- [The request]: Reproduce all of the data word for word.

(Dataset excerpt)
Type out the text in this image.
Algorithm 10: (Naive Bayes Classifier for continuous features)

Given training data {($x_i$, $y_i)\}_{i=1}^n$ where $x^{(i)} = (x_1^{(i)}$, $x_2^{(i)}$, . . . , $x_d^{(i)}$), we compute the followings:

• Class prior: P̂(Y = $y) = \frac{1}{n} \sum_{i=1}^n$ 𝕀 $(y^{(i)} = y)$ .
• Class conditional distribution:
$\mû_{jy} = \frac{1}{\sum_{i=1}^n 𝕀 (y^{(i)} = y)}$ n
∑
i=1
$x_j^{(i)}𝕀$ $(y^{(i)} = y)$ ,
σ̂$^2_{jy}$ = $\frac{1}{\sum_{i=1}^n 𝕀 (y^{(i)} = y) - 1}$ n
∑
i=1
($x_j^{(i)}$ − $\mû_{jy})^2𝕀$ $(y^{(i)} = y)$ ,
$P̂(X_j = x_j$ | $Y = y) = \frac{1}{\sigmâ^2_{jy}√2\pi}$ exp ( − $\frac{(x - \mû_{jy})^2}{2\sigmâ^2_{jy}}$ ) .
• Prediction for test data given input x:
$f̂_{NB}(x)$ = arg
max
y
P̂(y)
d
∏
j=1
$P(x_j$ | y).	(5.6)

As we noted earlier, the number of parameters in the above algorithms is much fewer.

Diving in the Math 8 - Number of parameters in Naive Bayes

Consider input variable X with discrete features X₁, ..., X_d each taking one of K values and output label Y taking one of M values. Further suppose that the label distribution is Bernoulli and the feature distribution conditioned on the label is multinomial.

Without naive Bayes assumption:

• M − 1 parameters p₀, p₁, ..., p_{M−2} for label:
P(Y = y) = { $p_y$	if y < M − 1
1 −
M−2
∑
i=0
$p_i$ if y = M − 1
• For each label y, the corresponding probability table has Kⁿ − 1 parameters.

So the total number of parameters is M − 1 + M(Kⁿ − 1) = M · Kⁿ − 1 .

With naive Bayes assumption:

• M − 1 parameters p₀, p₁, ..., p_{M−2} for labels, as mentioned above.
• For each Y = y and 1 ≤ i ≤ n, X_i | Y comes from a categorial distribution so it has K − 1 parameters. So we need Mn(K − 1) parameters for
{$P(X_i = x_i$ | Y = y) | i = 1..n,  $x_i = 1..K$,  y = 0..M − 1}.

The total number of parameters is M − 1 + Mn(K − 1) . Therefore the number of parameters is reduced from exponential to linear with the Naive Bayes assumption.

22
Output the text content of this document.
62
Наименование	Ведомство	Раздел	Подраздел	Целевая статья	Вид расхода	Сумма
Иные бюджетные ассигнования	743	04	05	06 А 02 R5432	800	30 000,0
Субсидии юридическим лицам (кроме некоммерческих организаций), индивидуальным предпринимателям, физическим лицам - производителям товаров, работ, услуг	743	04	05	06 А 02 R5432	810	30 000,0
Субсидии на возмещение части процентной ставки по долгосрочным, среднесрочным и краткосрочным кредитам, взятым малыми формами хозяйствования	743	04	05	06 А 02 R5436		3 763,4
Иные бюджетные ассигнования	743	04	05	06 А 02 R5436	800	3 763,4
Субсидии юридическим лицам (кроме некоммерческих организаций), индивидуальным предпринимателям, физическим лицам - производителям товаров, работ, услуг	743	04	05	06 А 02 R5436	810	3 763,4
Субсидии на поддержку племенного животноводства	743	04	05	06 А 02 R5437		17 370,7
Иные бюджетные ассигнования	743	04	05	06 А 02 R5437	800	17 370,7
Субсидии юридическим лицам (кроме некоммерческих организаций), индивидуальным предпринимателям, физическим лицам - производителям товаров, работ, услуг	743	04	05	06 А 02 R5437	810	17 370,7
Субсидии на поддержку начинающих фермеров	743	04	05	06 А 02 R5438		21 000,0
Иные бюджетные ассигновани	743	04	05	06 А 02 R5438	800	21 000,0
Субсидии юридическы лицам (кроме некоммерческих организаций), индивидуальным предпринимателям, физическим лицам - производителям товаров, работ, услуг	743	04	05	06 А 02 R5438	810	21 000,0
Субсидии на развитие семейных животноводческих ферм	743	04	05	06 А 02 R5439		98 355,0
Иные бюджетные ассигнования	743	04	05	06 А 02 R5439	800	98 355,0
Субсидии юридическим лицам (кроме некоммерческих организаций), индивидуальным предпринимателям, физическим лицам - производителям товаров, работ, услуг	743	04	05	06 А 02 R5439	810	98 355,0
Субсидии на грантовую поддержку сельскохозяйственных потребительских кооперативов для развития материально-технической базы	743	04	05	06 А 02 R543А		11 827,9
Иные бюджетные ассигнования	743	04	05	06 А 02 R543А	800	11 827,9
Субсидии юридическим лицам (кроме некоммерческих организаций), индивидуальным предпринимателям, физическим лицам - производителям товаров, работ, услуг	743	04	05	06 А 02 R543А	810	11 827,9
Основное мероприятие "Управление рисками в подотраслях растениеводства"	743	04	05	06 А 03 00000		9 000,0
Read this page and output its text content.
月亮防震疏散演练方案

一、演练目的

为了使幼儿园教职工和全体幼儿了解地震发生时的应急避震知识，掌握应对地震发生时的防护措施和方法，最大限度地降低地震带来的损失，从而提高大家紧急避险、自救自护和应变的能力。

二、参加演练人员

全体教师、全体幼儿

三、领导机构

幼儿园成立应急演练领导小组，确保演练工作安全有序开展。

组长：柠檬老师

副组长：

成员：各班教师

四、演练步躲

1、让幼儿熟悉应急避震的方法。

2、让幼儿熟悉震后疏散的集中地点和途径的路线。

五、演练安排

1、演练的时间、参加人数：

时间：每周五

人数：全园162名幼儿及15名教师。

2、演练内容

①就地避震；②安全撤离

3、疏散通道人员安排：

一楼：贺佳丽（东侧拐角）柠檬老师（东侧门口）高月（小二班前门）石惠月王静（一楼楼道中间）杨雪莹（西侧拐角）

- [Right answer]:
Type out the text in this image.
Algorithm 10: (Naive Bayes Classifier for continuous features)

Given training data {($x_i$, $y_i)\}_{i=1}^n$ where $x^{(i)} = (x_1^{(i)}$, $x_2^{(i)}$, . . . , $x_d^{(i)}$), we compute the followings:

• Class prior: P̂(Y = $y) = \frac{1}{n} \sum_{i=1}^n$ 𝕀 $(y^{(i)} = y)$ .
• Class conditional distribution:
$\mû_{jy} = \frac{1}{\sum_{i=1}^n 𝕀 (y^{(i)} = y)}$ n
∑
i=1
$x_j^{(i)}𝕀$ $(y^{(i)} = y)$ ,
σ̂$^2_{jy}$ = $\frac{1}{\sum_{i=1}^n 𝕀 (y^{(i)} = y) - 1}$ n
∑
i=1
($x_j^{(i)}$ − $\mû_{jy})^2𝕀$ $(y^{(i)} = y)$ ,
$P̂(X_j = x_j$ | $Y = y) = \frac{1}{\sigmâ^2_{jy}√2\pi}$ exp ( − $\frac{(x - \mû_{jy})^2}{2\sigmâ^2_{jy}}$ ) .
• Prediction for test data given input x:
$f̂_{NB}(x)$ = arg
max
y
P̂(y)
d
∏
j=1
$P(x_j$ | y).	(5.6)

As we noted earlier, the number of parameters in the above algorithms is much fewer.

Diving in the Math 8 - Number of parameters in Naive Bayes

Consider input variable X with discrete features X₁, ..., X_d each taking one of K values and output label Y taking one of M values. Further suppose that the label distribution is Bernoulli and the feature distribution conditioned on the label is multinomial.

Without naive Bayes assumption:

• M − 1 parameters p₀, p₁, ..., p_{M−2} for label:
P(Y = y) = { $p_y$	if y < M − 1
1 −
M−2
∑
i=0
$p_i$ if y = M − 1
• For each label y, the corresponding probability table has Kⁿ − 1 parameters.

So the total number of parameters is M − 1 + M(Kⁿ − 1) = M · Kⁿ − 1 .

With naive Bayes assumption:

• M − 1 parameters p₀, p₁, ..., p_{M−2} for labels, as mentioned above.
• For each Y = y and 1 ≤ i ≤ n, X_i | Y comes from a categorial distribution so it has K − 1 parameters. So we need Mn(K − 1) parameters for
{$P(X_i = x_i$ | Y = y) | i = 1..n,  $x_i = 1..K$,  y = 0..M − 1}.

The total number of parameters is M − 1 + Mn(K − 1) . Therefore the number of parameters is reduced from exponential to linear with the Naive Bayes assumption.

22
Output the text content of this document.
62
Наименование	Ведомство	Раздел	Подраздел	Целевая статья	Вид расхода	Сумма
Иные бюджетные ассигнования	743	04	05	06 А 02 R5432	800	30 000,0
Субсидии юридическим лицам (кроме некоммерческих организаций), индивидуальным предпринимателям, физическим лицам - производителям товаров, работ, услуг	743	04	05	06 А 02 R5432	810	30 000,0
Субсидии на возмещение части процентной ставки по долгосрочным, среднесрочным и краткосрочным кредитам, взятым малыми формами хозяйствования	743	04	05	06 А 02 R5436		3 763,4
Иные бюджетные ассигнования	743	04	05	06 А 02 R5436	800	3 763,4
Субсидии юридическим лицам (кроме некоммерческих организаций), индивидуальным предпринимателям, физическим лицам - производителям товаров, работ, услуг	743	04	05	06 А 02 R5436	810	3 763,4
Субсидии на поддержку племенного животноводства	743	04	05	06 А 02 R5437		17 370,7
Иные бюджетные ассигнования	743	04	05	06 А 02 R5437	800	17 370,7
Субсидии юридическим лицам (кроме некоммерческих организаций), индивидуальным предпринимателям, физическим лицам - производителям товаров, работ, услуг	743	04	05	06 А 02 R5437	810	17 370,7
Субсидии на поддержку начинающих фермеров	743	04	05	06 А 02 R5438		21 000,0
Иные бюджетные ассигновани	743	04	05	06 А 02 R5438	800	21 000,0
Субсидии юридическы лицам (кроме некоммерческих организаций), индивидуальным предпринимателям, физическим лицам - производителям товаров, работ, услуг	743	04	05	06 А 02 R5438	810	21 000,0
Субсидии на развитие семейных животноводческих ферм	743	04	05	06 А 02 R5439		98 355,0
Иные бюджетные ассигнования	743	04	05	06 А 02 R5439	800	98 355,0
Субсидии юридическим лицам (кроме некоммерческих организаций), индивидуальным предпринимателям, физическим лицам - производителям товаров, работ, услуг	743	04	05	06 А 02 R5439	810	98 355,0
Субсидии на грантовую поддержку сельскохозяйственных потребительских кооперативов для развития материально-технической базы	743	04	05	06 А 02 R543А		11 827,9
Иные бюджетные ассигнования	743	04	05	06 А 02 R543А	800	11 827,9
Субсидии юридическим лицам (кроме некоммерческих организаций), индивидуальным предпринимателям, физическим лицам - производителям товаров, работ, услуг	743	04	05	06 А 02 R543А	810	11 827,9
Основное мероприятие "Управление рисками в подотраслях растениеводства"	743	04	05	06 А 03 00000		9 000,0
Read this page and output its text content.
月亮防震疏散演练方案

一、演练目的

为了使幼儿园教职工和全体幼儿了解地震发生时的应急避震知识，掌握应对地震发生时的防护措施和方法，最大限度地降低地震带来的损失，从而提高大家紧急避险、自救自护和应变的能力。

二、参加演练人员

全体教师、全体幼儿

三、领导机构

幼儿园成立应急演练领导小组，确保演练工作安全有序开展。

组长：柠檬老师

副组长：

成员：各班教师

四、演练步躲

1、让幼儿熟悉应急避震的方法。

2、让幼儿熟悉震后疏散的集中地点和途径的路线。

五、演练安排

1、演练的时间、参加人数：

时间：每周五

人数：全园162名幼儿及15名教师。

2、演练内容

①就地避震；②安全撤离

3、疏散通道人员安排：

一楼：贺佳丽（东侧拐角）柠檬老师（东侧门口）高月（小二班前门）石惠月王静（一楼楼道中间）杨雪莹（西侧拐角）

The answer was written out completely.